=== Directive ===
From the entries provided below, copy each line that contains the word "Depilación".

=== Extracted data ===
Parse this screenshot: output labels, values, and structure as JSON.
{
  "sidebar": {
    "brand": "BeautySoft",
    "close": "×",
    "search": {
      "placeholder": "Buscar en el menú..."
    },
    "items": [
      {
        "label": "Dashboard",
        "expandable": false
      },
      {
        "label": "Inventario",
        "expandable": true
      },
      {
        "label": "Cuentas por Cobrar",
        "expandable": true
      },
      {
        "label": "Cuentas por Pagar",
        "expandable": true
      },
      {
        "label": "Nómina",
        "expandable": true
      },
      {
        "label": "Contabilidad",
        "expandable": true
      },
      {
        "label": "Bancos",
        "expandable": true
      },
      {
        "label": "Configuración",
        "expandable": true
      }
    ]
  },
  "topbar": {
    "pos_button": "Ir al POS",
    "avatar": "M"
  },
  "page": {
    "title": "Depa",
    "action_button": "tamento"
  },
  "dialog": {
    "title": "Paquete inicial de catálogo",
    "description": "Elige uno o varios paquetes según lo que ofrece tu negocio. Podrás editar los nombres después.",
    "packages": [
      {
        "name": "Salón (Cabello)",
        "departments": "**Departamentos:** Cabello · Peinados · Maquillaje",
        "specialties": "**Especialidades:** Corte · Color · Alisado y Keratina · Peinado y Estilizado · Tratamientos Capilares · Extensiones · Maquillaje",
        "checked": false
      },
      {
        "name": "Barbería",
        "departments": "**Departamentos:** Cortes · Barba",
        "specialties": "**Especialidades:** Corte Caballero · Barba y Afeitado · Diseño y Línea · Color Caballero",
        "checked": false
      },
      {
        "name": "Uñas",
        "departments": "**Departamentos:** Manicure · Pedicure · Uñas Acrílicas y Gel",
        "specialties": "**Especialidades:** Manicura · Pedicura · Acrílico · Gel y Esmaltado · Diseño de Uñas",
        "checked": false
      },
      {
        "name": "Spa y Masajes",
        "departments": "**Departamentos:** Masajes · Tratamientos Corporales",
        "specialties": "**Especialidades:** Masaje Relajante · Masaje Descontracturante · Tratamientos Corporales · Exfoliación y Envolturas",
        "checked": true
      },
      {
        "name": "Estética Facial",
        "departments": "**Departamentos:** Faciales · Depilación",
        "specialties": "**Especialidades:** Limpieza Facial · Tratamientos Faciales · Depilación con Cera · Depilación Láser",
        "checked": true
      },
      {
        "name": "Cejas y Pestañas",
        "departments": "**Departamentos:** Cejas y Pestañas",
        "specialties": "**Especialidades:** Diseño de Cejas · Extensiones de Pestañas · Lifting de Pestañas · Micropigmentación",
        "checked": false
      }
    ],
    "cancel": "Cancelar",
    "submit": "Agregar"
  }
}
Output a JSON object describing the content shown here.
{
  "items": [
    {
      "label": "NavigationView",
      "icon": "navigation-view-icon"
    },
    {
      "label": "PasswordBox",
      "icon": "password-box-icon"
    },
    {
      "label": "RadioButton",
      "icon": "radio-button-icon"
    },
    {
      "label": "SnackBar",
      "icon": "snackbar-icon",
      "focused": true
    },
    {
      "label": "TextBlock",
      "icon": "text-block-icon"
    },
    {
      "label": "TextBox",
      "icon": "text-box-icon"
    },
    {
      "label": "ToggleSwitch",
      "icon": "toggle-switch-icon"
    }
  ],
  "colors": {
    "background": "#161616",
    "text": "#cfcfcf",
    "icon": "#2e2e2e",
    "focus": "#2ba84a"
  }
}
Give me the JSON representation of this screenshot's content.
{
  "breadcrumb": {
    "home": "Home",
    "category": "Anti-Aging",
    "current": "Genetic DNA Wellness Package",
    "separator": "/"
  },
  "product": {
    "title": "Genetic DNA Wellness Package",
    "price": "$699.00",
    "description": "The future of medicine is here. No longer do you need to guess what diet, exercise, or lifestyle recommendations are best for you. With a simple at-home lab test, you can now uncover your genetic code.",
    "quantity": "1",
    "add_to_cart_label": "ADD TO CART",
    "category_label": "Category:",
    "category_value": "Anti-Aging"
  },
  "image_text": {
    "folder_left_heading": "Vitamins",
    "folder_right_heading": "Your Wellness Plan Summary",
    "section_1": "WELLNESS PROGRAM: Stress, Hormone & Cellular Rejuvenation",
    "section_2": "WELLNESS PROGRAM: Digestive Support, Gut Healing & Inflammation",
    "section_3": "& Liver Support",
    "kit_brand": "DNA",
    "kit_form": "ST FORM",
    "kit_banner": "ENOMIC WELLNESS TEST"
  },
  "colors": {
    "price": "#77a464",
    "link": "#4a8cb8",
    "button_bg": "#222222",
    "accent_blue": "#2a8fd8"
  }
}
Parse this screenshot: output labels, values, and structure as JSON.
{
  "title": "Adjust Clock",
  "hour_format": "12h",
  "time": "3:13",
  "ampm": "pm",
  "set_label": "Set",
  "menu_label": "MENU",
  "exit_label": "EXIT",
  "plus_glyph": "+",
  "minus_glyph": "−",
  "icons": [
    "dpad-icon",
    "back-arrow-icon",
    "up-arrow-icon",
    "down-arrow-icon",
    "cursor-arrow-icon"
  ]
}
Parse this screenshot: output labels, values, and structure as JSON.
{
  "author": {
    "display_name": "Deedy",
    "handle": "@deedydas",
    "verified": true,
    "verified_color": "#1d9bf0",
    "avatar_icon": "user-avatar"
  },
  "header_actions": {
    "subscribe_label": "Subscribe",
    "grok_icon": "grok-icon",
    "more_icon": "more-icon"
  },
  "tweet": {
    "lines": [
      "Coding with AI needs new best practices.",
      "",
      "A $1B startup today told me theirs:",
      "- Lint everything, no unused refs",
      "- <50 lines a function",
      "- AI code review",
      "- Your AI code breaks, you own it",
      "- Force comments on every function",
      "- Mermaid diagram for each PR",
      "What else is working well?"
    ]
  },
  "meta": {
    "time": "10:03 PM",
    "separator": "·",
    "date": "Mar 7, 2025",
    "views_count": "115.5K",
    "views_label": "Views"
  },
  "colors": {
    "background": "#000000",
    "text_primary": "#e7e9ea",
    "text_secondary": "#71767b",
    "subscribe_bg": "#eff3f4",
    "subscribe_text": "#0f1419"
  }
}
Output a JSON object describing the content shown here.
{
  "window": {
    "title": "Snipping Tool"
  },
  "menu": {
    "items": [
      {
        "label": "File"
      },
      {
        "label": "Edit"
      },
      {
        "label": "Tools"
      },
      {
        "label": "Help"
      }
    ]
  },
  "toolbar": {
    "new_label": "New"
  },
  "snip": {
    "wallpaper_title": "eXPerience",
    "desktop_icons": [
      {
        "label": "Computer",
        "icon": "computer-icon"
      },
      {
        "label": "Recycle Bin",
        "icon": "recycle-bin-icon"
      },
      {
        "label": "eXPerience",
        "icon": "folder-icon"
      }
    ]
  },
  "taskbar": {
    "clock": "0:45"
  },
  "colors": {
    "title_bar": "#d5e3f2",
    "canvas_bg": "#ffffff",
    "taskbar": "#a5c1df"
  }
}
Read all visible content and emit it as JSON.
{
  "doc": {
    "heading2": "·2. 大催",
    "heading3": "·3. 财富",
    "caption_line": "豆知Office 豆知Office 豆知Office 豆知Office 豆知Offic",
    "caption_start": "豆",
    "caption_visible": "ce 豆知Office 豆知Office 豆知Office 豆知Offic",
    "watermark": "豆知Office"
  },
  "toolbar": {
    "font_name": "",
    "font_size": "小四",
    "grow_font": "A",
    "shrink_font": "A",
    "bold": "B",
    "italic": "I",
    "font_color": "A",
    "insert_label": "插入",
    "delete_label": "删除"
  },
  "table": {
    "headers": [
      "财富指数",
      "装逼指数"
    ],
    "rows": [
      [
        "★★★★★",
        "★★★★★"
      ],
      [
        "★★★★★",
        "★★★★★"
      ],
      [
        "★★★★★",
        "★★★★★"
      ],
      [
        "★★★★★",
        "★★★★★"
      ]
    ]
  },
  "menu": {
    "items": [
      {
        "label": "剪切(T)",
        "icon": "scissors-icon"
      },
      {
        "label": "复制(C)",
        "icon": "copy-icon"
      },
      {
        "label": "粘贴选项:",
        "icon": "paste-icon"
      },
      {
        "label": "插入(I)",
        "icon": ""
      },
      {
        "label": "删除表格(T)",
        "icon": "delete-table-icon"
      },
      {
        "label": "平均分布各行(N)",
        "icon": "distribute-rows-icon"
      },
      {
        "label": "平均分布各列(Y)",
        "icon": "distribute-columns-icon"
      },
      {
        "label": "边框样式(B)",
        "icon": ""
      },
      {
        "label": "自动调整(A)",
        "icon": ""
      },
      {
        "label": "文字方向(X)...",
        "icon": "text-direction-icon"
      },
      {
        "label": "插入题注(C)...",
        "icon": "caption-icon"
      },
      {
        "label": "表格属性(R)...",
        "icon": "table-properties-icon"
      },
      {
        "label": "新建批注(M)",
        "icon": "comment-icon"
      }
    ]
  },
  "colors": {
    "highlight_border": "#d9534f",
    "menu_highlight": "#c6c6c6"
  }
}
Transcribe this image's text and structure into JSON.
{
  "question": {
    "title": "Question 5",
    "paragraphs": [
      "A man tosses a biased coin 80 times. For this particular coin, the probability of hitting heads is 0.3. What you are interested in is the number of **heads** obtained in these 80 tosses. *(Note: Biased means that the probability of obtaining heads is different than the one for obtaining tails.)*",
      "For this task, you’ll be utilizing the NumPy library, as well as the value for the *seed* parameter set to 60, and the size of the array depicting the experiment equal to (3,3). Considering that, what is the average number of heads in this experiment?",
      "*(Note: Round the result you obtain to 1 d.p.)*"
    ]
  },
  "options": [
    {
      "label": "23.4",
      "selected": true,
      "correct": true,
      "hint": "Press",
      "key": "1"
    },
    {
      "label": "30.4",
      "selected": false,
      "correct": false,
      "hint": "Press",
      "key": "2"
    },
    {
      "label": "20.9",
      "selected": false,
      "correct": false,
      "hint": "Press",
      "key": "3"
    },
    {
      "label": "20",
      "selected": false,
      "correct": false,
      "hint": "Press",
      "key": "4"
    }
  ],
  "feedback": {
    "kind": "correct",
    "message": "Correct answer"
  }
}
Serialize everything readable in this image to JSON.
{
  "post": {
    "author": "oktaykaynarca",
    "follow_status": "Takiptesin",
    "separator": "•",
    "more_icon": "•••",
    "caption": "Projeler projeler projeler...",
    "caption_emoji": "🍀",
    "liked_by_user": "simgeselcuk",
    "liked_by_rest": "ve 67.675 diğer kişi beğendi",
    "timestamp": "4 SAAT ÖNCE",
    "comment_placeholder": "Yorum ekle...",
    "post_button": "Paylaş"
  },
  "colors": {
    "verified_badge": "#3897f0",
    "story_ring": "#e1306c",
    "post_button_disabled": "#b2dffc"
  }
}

=== Written solution ===
        "departments": "**Departamentos:** Faciales · Depilación",
        "specialties": "**Especialidades:** Limpieza Facial · Tratamientos Faciales · Depilación con Cera · Depilación Láser",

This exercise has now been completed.